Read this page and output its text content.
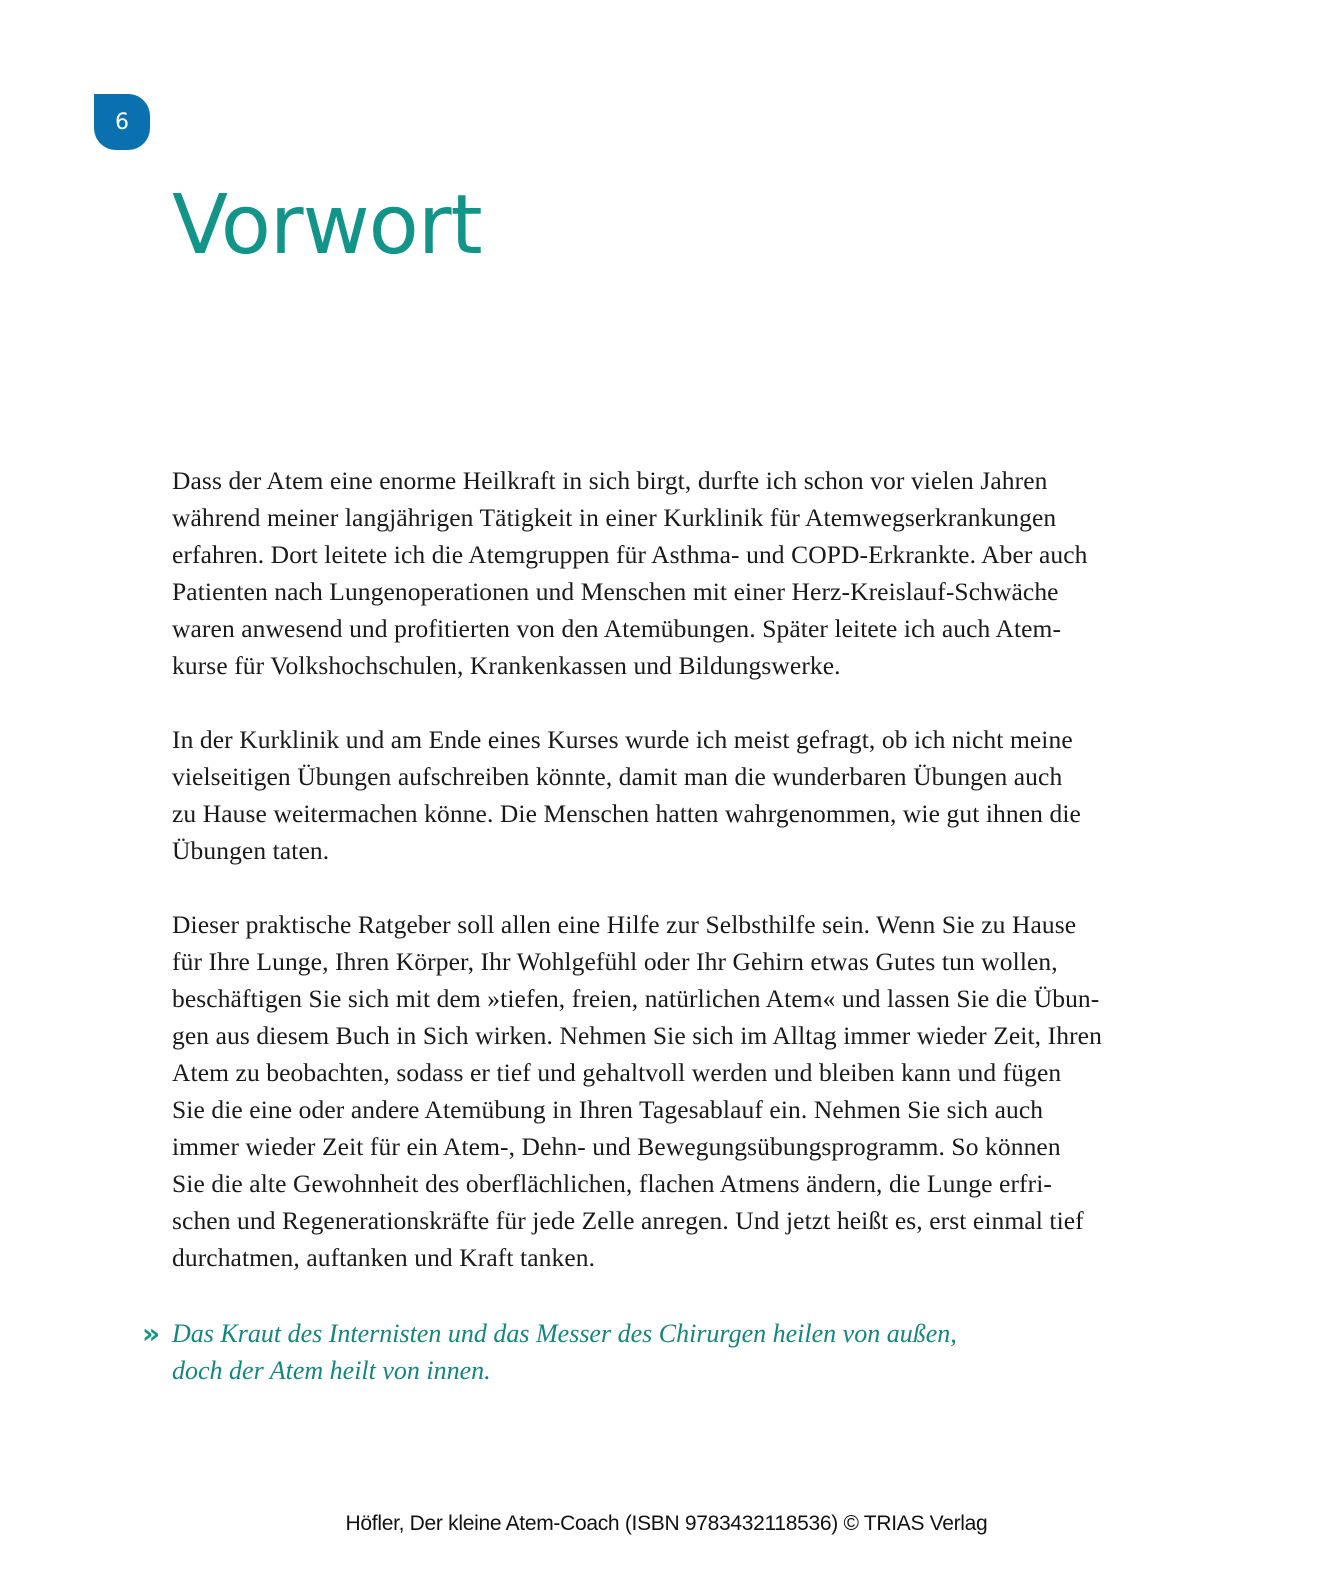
6
Vorwort

Dass der Atem eine enorme Heilkraft in sich birgt, durfte ich schon vor vielen Jahren
während meiner langjährigen Tätigkeit in einer Kurklinik für Atemwegserkrankungen
erfahren. Dort leitete ich die Atemgruppen für Asthma- und COPD-Erkrankte. Aber auch
Patienten nach Lungenoperationen und Menschen mit einer Herz-Kreislauf-Schwäche
waren anwesend und profitierten von den Atemübungen. Später leitete ich auch Atem-
kurse für Volkshochschulen, Krankenkassen und Bildungswerke.

In der Kurklinik und am Ende eines Kurses wurde ich meist gefragt, ob ich nicht meine
vielseitigen Übungen aufschreiben könnte, damit man die wunderbaren Übungen auch
zu Hause weitermachen könne. Die Menschen hatten wahrgenommen, wie gut ihnen die
Übungen taten.

Dieser praktische Ratgeber soll allen eine Hilfe zur Selbsthilfe sein. Wenn Sie zu Hause
für Ihre Lunge, Ihren Körper, Ihr Wohlgefühl oder Ihr Gehirn etwas Gutes tun wollen,
beschäftigen Sie sich mit dem »tiefen, freien, natürlichen Atem« und lassen Sie die Übun-
gen aus diesem Buch in Sich wirken. Nehmen Sie sich im Alltag immer wieder Zeit, Ihren
Atem zu beobachten, sodass er tief und gehaltvoll werden und bleiben kann und fügen
Sie die eine oder andere Atemübung in Ihren Tagesablauf ein. Nehmen Sie sich auch
immer wieder Zeit für ein Atem-, Dehn- und Bewegungsübungsprogramm. So können
Sie die alte Gewohnheit des oberflächlichen, flachen Atmens ändern, die Lunge erfri-
schen und Regenerationskräfte für jede Zelle anregen. Und jetzt heißt es, erst einmal tief
durchatmen, auftanken und Kraft tanken.

» Das Kraut des Internisten und das Messer des Chirurgen heilen von außen,
doch der Atem heilt von innen.
Höfler, Der kleine Atem-Coach (ISBN 9783432118536) © TRIAS Verlag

To do = Give back each entry verbatim but drop its pictures.

Output below =
Read this page and output its text content.
6
Vorwort

Dass der Atem eine enorme Heilkraft in sich birgt, durfte ich schon vor vielen Jahren
während meiner langjährigen Tätigkeit in einer Kurklinik für Atemwegserkrankungen
erfahren. Dort leitete ich die Atemgruppen für Asthma- und COPD-Erkrankte. Aber auch
Patienten nach Lungenoperationen und Menschen mit einer Herz-Kreislauf-Schwäche
waren anwesend und profitierten von den Atemübungen. Später leitete ich auch Atem-
kurse für Volkshochschulen, Krankenkassen und Bildungswerke.

In der Kurklinik und am Ende eines Kurses wurde ich meist gefragt, ob ich nicht meine
vielseitigen Übungen aufschreiben könnte, damit man die wunderbaren Übungen auch
zu Hause weitermachen könne. Die Menschen hatten wahrgenommen, wie gut ihnen die
Übungen taten.

Dieser praktische Ratgeber soll allen eine Hilfe zur Selbsthilfe sein. Wenn Sie zu Hause
für Ihre Lunge, Ihren Körper, Ihr Wohlgefühl oder Ihr Gehirn etwas Gutes tun wollen,
beschäftigen Sie sich mit dem »tiefen, freien, natürlichen Atem« und lassen Sie die Übun-
gen aus diesem Buch in Sich wirken. Nehmen Sie sich im Alltag immer wieder Zeit, Ihren
Atem zu beobachten, sodass er tief und gehaltvoll werden und bleiben kann und fügen
Sie die eine oder andere Atemübung in Ihren Tagesablauf ein. Nehmen Sie sich auch
immer wieder Zeit für ein Atem-, Dehn- und Bewegungsübungsprogramm. So können
Sie die alte Gewohnheit des oberflächlichen, flachen Atmens ändern, die Lunge erfri-
schen und Regenerationskräfte für jede Zelle anregen. Und jetzt heißt es, erst einmal tief
durchatmen, auftanken und Kraft tanken.

» Das Kraut des Internisten und das Messer des Chirurgen heilen von außen,
doch der Atem heilt von innen.
Höfler, Der kleine Atem-Coach (ISBN 9783432118536) © TRIAS Verlag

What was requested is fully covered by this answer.